[Records excerpted from a collection]
+++
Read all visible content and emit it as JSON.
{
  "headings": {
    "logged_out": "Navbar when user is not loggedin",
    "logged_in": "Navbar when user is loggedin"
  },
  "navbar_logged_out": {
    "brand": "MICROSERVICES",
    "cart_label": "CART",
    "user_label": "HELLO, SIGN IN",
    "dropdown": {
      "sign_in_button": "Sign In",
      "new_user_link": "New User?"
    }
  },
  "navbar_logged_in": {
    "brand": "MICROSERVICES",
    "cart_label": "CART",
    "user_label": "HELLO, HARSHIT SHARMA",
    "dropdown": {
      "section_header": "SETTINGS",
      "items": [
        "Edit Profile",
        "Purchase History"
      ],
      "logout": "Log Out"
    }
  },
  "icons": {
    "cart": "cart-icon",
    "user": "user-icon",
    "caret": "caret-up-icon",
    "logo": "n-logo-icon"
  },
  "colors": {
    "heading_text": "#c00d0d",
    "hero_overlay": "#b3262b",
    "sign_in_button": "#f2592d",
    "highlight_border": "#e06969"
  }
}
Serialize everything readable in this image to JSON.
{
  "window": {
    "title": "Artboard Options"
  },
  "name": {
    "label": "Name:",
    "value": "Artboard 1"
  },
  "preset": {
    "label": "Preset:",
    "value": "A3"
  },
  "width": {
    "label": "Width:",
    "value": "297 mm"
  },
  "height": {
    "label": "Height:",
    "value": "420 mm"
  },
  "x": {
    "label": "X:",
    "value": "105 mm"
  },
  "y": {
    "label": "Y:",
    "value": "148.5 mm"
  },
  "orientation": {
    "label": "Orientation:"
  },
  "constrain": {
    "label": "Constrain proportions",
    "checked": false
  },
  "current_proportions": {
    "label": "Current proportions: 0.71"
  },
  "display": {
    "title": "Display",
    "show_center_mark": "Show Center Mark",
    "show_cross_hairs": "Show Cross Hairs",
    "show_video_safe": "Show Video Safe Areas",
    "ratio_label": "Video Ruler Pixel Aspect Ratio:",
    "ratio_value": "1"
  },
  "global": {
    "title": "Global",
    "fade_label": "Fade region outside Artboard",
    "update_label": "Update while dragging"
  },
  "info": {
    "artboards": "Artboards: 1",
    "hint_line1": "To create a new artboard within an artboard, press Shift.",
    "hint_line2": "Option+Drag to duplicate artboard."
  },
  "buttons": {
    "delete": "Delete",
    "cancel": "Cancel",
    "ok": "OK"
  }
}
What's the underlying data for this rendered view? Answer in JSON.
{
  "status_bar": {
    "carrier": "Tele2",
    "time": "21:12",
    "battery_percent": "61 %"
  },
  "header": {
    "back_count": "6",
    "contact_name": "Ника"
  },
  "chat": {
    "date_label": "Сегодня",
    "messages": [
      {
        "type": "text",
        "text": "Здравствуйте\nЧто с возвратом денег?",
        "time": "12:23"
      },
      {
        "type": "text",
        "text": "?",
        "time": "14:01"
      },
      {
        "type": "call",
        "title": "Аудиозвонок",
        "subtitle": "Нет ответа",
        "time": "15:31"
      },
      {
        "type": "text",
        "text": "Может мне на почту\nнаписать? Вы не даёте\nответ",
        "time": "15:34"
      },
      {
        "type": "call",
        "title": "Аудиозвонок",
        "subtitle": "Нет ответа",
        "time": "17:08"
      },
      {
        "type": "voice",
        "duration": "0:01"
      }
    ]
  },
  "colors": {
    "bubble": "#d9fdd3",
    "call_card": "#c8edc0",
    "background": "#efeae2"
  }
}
+++
WHAT THE EXERCISE ASKS —
Reproduce the final stretch of the data above: every line from the one holding "What's the underlying" through the end, inclusive, exactly as written and nothing else.

SOLUTION TO THIS PROBLEM —
What's the underlying data for this rendered view? Answer in JSON.
{
  "status_bar": {
    "carrier": "Tele2",
    "time": "21:12",
    "battery_percent": "61 %"
  },
  "header": {
    "back_count": "6",
    "contact_name": "Ника"
  },
  "chat": {
    "date_label": "Сегодня",
    "messages": [
      {
        "type": "text",
        "text": "Здравствуйте\nЧто с возвратом денег?",
        "time": "12:23"
      },
      {
        "type": "text",
        "text": "?",
        "time": "14:01"
      },
      {
        "type": "call",
        "title": "Аудиозвонок",
        "subtitle": "Нет ответа",
        "time": "15:31"
      },
      {
        "type": "text",
        "text": "Может мне на почту\nнаписать? Вы не даёте\nответ",
        "time": "15:34"
      },
      {
        "type": "call",
        "title": "Аудиозвонок",
        "subtitle": "Нет ответа",
        "time": "17:08"
      },
      {
        "type": "voice",
        "duration": "0:01"
      }
    ]
  },
  "colors": {
    "bubble": "#d9fdd3",
    "call_card": "#c8edc0",
    "background": "#efeae2"
  }
}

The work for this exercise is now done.